Tally the lines with the word "name" and report the number alone.

● Data in this exercise
^^^^

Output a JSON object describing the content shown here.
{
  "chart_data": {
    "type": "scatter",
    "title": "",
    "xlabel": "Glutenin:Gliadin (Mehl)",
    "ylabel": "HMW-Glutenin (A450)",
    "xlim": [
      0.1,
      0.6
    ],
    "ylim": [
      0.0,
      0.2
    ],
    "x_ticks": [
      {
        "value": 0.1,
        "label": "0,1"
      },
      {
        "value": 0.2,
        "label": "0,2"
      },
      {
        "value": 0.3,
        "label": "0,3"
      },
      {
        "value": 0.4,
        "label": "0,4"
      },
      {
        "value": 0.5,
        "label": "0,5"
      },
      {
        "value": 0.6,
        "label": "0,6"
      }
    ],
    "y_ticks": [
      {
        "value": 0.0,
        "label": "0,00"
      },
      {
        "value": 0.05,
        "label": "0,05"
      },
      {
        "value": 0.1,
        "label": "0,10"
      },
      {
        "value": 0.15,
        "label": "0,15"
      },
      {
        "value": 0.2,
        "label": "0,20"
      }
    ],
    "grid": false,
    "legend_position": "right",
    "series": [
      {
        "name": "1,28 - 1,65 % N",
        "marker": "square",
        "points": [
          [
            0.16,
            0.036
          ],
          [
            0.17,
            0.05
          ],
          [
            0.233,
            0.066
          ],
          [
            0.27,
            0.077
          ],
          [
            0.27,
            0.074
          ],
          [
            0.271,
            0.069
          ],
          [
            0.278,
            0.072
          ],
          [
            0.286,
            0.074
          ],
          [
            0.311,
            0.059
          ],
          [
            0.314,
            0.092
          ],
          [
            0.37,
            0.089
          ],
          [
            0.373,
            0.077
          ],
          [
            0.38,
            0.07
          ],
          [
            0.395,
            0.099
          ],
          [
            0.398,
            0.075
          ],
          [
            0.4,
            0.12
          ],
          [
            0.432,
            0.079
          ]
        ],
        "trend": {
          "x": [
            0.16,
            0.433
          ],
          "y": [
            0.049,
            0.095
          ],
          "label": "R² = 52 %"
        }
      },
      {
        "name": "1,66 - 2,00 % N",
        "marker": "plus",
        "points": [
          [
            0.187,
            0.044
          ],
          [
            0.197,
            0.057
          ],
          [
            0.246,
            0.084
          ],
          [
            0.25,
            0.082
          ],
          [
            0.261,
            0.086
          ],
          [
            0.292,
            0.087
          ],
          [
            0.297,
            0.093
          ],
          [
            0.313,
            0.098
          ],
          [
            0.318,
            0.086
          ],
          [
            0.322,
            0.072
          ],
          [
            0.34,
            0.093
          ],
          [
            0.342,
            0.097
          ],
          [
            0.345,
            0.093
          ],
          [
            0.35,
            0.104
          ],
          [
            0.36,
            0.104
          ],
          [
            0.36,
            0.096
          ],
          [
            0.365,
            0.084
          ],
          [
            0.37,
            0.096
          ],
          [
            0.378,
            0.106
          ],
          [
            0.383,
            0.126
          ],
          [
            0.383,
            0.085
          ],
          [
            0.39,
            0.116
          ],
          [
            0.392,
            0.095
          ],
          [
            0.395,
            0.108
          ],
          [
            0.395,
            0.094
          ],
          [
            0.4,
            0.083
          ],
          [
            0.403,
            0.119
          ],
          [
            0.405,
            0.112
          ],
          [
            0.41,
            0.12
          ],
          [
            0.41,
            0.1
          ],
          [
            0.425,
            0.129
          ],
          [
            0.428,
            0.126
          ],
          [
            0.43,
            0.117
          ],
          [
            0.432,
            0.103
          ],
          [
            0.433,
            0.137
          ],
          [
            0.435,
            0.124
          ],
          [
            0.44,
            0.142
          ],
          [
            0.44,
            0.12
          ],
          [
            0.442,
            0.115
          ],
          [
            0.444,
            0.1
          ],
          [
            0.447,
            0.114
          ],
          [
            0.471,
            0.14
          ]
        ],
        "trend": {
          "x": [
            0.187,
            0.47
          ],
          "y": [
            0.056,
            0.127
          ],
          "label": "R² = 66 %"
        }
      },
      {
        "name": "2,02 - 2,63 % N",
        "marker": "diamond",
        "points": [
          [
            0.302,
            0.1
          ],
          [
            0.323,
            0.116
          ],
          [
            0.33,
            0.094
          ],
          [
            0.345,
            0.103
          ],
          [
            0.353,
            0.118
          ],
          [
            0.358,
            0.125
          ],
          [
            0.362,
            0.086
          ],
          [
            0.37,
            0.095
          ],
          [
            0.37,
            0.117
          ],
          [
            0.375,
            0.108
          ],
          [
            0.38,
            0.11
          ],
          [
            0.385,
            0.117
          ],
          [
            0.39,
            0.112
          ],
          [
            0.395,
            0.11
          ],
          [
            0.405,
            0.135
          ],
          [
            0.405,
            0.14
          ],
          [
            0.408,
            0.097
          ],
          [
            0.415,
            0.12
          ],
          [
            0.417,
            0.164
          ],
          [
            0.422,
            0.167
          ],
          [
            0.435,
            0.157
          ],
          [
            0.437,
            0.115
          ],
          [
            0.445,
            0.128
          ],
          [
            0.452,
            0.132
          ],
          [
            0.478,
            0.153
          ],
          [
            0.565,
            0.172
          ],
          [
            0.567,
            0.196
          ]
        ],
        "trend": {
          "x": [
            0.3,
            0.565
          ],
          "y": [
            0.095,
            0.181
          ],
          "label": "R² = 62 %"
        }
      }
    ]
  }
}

^^^^

● Written solution
3